(Lines of data)
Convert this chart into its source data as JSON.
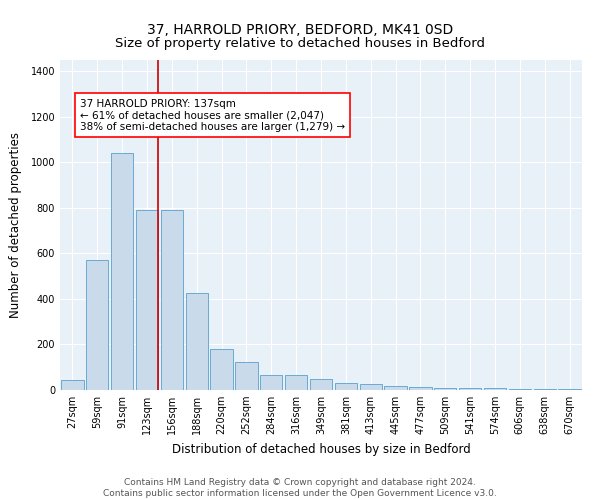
{
  "title": "37, HARROLD PRIORY, BEDFORD, MK41 0SD",
  "subtitle": "Size of property relative to detached houses in Bedford",
  "xlabel": "Distribution of detached houses by size in Bedford",
  "ylabel": "Number of detached properties",
  "bar_color": "#c9daea",
  "bar_edge_color": "#6aaad4",
  "bg_color": "#e8f0f8",
  "grid_color": "#ffffff",
  "fig_color": "#ffffff",
  "categories": [
    "27sqm",
    "59sqm",
    "91sqm",
    "123sqm",
    "156sqm",
    "188sqm",
    "220sqm",
    "252sqm",
    "284sqm",
    "316sqm",
    "349sqm",
    "381sqm",
    "413sqm",
    "445sqm",
    "477sqm",
    "509sqm",
    "541sqm",
    "574sqm",
    "606sqm",
    "638sqm",
    "670sqm"
  ],
  "values": [
    45,
    570,
    1040,
    790,
    790,
    425,
    180,
    125,
    65,
    65,
    50,
    30,
    25,
    18,
    12,
    8,
    8,
    8,
    6,
    6,
    6
  ],
  "vline_color": "#cc0000",
  "vline_pos": 3.43,
  "annotation_text": "37 HARROLD PRIORY: 137sqm\n← 61% of detached houses are smaller (2,047)\n38% of semi-detached houses are larger (1,279) →",
  "ylim": [
    0,
    1450
  ],
  "yticks": [
    0,
    200,
    400,
    600,
    800,
    1000,
    1200,
    1400
  ],
  "footer": "Contains HM Land Registry data © Crown copyright and database right 2024.\nContains public sector information licensed under the Open Government Licence v3.0.",
  "title_fontsize": 10,
  "axis_label_fontsize": 8.5,
  "tick_fontsize": 7,
  "footer_fontsize": 6.5,
  "ann_fontsize": 7.5
}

◆ **SHORT PROBLEM**: Look through the entries above. Extract each line with the word "detached".

◆ **TASK OUTPUT**:
  "subtitle": "Size of property relative to detached houses in Bedford",
  "xlabel": "Distribution of detached houses by size in Bedford",
  "ylabel": "Number of detached properties",
  "annotation_text": "37 HARROLD PRIORY: 137sqm\n← 61% of detached houses are smaller (2,047)\n38% of semi-detached houses are larger (1,279) →",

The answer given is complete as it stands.